__RECORDED DATA__.
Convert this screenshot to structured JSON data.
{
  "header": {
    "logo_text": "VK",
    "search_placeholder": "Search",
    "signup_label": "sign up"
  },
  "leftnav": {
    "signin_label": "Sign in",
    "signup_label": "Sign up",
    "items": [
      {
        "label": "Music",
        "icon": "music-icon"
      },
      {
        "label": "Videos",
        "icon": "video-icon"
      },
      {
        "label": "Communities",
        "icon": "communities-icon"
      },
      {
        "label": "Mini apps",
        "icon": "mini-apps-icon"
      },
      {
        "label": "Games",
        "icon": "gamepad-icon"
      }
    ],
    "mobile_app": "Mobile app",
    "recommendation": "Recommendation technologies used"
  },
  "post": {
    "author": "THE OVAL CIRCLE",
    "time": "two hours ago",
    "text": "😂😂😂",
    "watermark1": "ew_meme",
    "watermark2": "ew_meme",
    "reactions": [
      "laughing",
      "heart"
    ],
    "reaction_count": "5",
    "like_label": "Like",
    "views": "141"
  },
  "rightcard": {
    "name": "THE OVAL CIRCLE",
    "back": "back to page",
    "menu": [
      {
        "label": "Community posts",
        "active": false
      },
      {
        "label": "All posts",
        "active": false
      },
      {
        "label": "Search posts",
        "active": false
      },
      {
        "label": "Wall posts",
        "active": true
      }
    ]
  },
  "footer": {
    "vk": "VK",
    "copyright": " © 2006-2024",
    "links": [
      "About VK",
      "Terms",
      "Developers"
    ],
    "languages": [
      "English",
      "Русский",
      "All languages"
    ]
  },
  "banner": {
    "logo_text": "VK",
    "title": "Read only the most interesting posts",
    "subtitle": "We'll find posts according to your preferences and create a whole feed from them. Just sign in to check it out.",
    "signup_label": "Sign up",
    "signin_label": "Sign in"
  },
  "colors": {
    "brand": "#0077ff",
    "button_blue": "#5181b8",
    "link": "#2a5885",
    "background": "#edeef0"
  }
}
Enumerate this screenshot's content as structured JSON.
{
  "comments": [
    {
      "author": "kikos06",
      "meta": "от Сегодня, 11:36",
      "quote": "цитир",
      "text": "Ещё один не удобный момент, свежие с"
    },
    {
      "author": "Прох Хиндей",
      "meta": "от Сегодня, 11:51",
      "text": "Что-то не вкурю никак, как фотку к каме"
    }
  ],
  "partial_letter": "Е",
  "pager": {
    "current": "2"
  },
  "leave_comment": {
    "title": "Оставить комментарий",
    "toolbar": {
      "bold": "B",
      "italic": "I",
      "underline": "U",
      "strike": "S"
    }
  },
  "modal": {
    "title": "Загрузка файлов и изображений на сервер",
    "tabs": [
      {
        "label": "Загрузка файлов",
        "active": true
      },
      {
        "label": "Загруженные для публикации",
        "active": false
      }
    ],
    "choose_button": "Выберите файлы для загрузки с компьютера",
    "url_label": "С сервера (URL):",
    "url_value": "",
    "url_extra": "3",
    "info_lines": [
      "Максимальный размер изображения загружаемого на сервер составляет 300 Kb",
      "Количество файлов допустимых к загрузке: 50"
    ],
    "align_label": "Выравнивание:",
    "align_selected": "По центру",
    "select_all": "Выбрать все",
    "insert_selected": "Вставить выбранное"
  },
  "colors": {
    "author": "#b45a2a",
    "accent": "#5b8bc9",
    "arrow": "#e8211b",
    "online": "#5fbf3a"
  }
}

__WHAT YOU SHOULD DO__. Make a copy of each line that contains the string "posts".

__ANSWER IN FULL__.
        "label": "Community posts",
        "label": "All posts",
        "label": "Search posts",
        "label": "Wall posts",
    "title": "Read only the most interesting posts",
    "subtitle": "We'll find posts according to your preferences and create a whole feed from them. Just sign in to check it out.",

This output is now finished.